* BEGIN Excerpted data *
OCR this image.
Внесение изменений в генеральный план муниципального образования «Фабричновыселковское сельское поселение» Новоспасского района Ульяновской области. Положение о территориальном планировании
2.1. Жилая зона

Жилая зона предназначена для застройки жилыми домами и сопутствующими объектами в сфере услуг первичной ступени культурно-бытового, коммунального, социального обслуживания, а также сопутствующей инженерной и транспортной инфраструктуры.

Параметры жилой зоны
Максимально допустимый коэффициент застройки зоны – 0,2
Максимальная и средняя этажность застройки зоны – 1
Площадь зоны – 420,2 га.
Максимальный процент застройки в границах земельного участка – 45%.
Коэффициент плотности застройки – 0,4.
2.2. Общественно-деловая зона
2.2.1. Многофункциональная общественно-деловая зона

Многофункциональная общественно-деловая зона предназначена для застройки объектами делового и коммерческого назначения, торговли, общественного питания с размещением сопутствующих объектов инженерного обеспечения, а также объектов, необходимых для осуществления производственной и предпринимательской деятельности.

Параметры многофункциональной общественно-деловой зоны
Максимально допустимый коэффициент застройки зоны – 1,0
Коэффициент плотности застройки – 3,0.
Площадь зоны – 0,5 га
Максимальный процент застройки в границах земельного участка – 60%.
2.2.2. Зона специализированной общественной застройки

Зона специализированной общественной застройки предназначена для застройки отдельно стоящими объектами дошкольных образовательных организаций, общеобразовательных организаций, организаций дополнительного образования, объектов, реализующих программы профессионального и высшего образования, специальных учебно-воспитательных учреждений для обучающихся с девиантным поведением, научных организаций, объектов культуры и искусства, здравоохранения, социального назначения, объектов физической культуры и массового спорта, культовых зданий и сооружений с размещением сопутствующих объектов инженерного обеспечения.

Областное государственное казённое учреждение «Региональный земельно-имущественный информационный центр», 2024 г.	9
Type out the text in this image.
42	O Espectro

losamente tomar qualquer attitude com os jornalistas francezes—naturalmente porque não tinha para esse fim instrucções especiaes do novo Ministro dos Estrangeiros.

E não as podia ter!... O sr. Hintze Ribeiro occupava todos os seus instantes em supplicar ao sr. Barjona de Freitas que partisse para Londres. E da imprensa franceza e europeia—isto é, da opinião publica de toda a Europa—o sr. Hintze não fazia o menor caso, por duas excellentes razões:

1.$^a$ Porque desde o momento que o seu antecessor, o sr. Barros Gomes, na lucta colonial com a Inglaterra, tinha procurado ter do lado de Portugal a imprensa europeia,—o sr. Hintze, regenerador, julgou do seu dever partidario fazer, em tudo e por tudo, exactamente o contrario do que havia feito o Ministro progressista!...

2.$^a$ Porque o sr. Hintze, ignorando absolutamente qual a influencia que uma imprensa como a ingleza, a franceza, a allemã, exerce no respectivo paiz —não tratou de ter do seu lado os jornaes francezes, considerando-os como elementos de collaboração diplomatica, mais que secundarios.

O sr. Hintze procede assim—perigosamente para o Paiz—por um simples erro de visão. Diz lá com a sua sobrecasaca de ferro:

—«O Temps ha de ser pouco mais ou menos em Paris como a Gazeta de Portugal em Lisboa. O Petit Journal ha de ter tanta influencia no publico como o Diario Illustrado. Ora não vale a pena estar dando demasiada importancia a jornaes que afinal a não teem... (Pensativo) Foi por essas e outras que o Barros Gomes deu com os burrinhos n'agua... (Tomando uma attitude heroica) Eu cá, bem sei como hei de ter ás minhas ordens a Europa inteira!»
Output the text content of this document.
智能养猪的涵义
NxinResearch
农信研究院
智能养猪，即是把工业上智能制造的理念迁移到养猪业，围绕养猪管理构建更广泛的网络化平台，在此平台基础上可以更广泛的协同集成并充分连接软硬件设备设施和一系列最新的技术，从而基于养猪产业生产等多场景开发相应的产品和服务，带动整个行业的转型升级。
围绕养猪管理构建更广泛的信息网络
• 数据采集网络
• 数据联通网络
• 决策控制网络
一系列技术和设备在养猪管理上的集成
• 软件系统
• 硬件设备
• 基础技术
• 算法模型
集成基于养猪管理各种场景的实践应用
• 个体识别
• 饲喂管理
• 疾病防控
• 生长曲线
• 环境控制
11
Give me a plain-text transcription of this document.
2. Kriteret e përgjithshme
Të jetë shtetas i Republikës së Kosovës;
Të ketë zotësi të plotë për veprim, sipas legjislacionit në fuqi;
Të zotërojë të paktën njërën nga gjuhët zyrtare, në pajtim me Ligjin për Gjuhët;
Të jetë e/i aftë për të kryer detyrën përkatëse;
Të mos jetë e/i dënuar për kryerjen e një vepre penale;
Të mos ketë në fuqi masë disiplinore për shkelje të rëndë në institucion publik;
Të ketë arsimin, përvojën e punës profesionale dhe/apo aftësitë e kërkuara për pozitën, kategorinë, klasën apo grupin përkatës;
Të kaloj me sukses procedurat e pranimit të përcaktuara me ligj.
* END Excerpted data *
* **Task brief**
Write the whole listing out again. Keep every line exactly as it is.

* **Output of the task**
OCR this image.
Внесение изменений в генеральный план муниципального образования «Фабричновыселковское сельское поселение» Новоспасского района Ульяновской области. Положение о территориальном планировании
2.1. Жилая зона

Жилая зона предназначена для застройки жилыми домами и сопутствующими объектами в сфере услуг первичной ступени культурно-бытового, коммунального, социального обслуживания, а также сопутствующей инженерной и транспортной инфраструктуры.

Параметры жилой зоны
Максимально допустимый коэффициент застройки зоны – 0,2
Максимальная и средняя этажность застройки зоны – 1
Площадь зоны – 420,2 га.
Максимальный процент застройки в границах земельного участка – 45%.
Коэффициент плотности застройки – 0,4.
2.2. Общественно-деловая зона
2.2.1. Многофункциональная общественно-деловая зона

Многофункциональная общественно-деловая зона предназначена для застройки объектами делового и коммерческого назначения, торговли, общественного питания с размещением сопутствующих объектов инженерного обеспечения, а также объектов, необходимых для осуществления производственной и предпринимательской деятельности.

Параметры многофункциональной общественно-деловой зоны
Максимально допустимый коэффициент застройки зоны – 1,0
Коэффициент плотности застройки – 3,0.
Площадь зоны – 0,5 га
Максимальный процент застройки в границах земельного участка – 60%.
2.2.2. Зона специализированной общественной застройки

Зона специализированной общественной застройки предназначена для застройки отдельно стоящими объектами дошкольных образовательных организаций, общеобразовательных организаций, организаций дополнительного образования, объектов, реализующих программы профессионального и высшего образования, специальных учебно-воспитательных учреждений для обучающихся с девиантным поведением, научных организаций, объектов культуры и искусства, здравоохранения, социального назначения, объектов физической культуры и массового спорта, культовых зданий и сооружений с размещением сопутствующих объектов инженерного обеспечения.

Областное государственное казённое учреждение «Региональный земельно-имущественный информационный центр», 2024 г.	9
Type out the text in this image.
42	O Espectro

losamente tomar qualquer attitude com os jornalistas francezes—naturalmente porque não tinha para esse fim instrucções especiaes do novo Ministro dos Estrangeiros.

E não as podia ter!... O sr. Hintze Ribeiro occupava todos os seus instantes em supplicar ao sr. Barjona de Freitas que partisse para Londres. E da imprensa franceza e europeia—isto é, da opinião publica de toda a Europa—o sr. Hintze não fazia o menor caso, por duas excellentes razões:

1.$^a$ Porque desde o momento que o seu antecessor, o sr. Barros Gomes, na lucta colonial com a Inglaterra, tinha procurado ter do lado de Portugal a imprensa europeia,—o sr. Hintze, regenerador, julgou do seu dever partidario fazer, em tudo e por tudo, exactamente o contrario do que havia feito o Ministro progressista!...

2.$^a$ Porque o sr. Hintze, ignorando absolutamente qual a influencia que uma imprensa como a ingleza, a franceza, a allemã, exerce no respectivo paiz —não tratou de ter do seu lado os jornaes francezes, considerando-os como elementos de collaboração diplomatica, mais que secundarios.

O sr. Hintze procede assim—perigosamente para o Paiz—por um simples erro de visão. Diz lá com a sua sobrecasaca de ferro:

—«O Temps ha de ser pouco mais ou menos em Paris como a Gazeta de Portugal em Lisboa. O Petit Journal ha de ter tanta influencia no publico como o Diario Illustrado. Ora não vale a pena estar dando demasiada importancia a jornaes que afinal a não teem... (Pensativo) Foi por essas e outras que o Barros Gomes deu com os burrinhos n'agua... (Tomando uma attitude heroica) Eu cá, bem sei como hei de ter ás minhas ordens a Europa inteira!»
Output the text content of this document.
智能养猪的涵义
NxinResearch
农信研究院
智能养猪，即是把工业上智能制造的理念迁移到养猪业，围绕养猪管理构建更广泛的网络化平台，在此平台基础上可以更广泛的协同集成并充分连接软硬件设备设施和一系列最新的技术，从而基于养猪产业生产等多场景开发相应的产品和服务，带动整个行业的转型升级。
围绕养猪管理构建更广泛的信息网络
• 数据采集网络
• 数据联通网络
• 决策控制网络
一系列技术和设备在养猪管理上的集成
• 软件系统
• 硬件设备
• 基础技术
• 算法模型
集成基于养猪管理各种场景的实践应用
• 个体识别
• 饲喂管理
• 疾病防控
• 生长曲线
• 环境控制
11
Give me a plain-text transcription of this document.
2. Kriteret e përgjithshme
Të jetë shtetas i Republikës së Kosovës;
Të ketë zotësi të plotë për veprim, sipas legjislacionit në fuqi;
Të zotërojë të paktën njërën nga gjuhët zyrtare, në pajtim me Ligjin për Gjuhët;
Të jetë e/i aftë për të kryer detyrën përkatëse;
Të mos jetë e/i dënuar për kryerjen e një vepre penale;
Të mos ketë në fuqi masë disiplinore për shkelje të rëndë në institucion publik;
Të ketë arsimin, përvojën e punës profesionale dhe/apo aftësitë e kërkuara për pozitën, kategorinë, klasën apo grupin përkatës;
Të kaloj me sukses procedurat e pranimit të përcaktuara me ligj.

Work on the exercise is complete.